:: WHAT YOU WILL DO ::
In the listing below, pick out lines with "atau".
══ RECORDS TO PROCESS ══
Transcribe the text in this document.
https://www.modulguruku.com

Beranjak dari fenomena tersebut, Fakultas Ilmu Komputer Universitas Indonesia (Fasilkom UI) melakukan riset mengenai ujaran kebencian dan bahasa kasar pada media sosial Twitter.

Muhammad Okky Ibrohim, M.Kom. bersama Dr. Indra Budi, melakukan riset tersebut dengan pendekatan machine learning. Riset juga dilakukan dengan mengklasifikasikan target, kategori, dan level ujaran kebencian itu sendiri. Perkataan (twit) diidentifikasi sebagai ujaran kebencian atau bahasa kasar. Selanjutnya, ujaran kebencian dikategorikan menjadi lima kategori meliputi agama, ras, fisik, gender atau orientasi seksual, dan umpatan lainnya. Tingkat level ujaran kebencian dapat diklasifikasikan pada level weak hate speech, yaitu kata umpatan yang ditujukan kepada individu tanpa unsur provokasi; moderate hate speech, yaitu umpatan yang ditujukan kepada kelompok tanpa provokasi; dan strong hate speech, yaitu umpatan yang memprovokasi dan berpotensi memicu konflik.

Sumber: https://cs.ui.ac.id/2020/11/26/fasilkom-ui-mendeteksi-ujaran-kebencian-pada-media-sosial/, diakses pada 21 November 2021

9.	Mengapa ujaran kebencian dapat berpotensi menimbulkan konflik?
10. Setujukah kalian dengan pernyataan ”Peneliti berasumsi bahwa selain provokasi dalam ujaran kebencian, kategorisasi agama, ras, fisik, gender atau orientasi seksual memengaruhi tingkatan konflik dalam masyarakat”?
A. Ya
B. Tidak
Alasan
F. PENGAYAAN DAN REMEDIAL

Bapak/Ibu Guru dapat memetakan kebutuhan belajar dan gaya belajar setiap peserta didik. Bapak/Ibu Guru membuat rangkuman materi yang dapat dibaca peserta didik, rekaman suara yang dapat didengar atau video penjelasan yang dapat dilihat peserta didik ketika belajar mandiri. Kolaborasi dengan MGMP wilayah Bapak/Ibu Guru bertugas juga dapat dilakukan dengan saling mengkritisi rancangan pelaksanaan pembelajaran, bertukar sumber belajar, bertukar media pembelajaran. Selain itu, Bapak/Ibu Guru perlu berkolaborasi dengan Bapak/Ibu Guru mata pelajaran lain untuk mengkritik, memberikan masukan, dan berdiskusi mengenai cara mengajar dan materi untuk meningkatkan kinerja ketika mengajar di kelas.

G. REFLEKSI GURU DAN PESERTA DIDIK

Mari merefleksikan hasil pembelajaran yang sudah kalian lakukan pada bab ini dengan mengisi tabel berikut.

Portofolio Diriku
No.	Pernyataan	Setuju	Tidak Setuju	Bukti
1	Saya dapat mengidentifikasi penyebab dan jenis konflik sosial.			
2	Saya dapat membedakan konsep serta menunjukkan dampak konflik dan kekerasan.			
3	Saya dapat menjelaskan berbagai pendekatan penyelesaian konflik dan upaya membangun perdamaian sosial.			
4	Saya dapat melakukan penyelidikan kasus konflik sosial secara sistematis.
═══
:: OUTPUT FOR THIS TASK ::
Muhammad Okky Ibrohim, M.Kom. bersama Dr. Indra Budi, melakukan riset tersebut dengan pendekatan machine learning. Riset juga dilakukan dengan mengklasifikasikan target, kategori, dan level ujaran kebencian itu sendiri. Perkataan (twit) diidentifikasi sebagai ujaran kebencian atau bahasa kasar. Selanjutnya, ujaran kebencian dikategorikan menjadi lima kategori meliputi agama, ras, fisik, gender atau orientasi seksual, dan umpatan lainnya. Tingkat level ujaran kebencian dapat diklasifikasikan pada level weak hate speech, yaitu kata umpatan yang ditujukan kepada individu tanpa unsur provokasi; moderate hate speech, yaitu umpatan yang ditujukan kepada kelompok tanpa provokasi; dan strong hate speech, yaitu umpatan yang memprovokasi dan berpotensi memicu konflik.
10. Setujukah kalian dengan pernyataan ”Peneliti berasumsi bahwa selain provokasi dalam ujaran kebencian, kategorisasi agama, ras, fisik, gender atau orientasi seksual memengaruhi tingkatan konflik dalam masyarakat”?
Bapak/Ibu Guru dapat memetakan kebutuhan belajar dan gaya belajar setiap peserta didik. Bapak/Ibu Guru membuat rangkuman materi yang dapat dibaca peserta didik, rekaman suara yang dapat didengar atau video penjelasan yang dapat dilihat peserta didik ketika belajar mandiri. Kolaborasi dengan MGMP wilayah Bapak/Ibu Guru bertugas juga dapat dilakukan dengan saling mengkritisi rancangan pelaksanaan pembelajaran, bertukar sumber belajar, bertukar media pembelajaran. Selain itu, Bapak/Ibu Guru perlu berkolaborasi dengan Bapak/Ibu Guru mata pelajaran lain untuk mengkritik, memberikan masukan, dan berdiskusi mengenai cara mengajar dan materi untuk meningkatkan kinerja ketika mengajar di kelas.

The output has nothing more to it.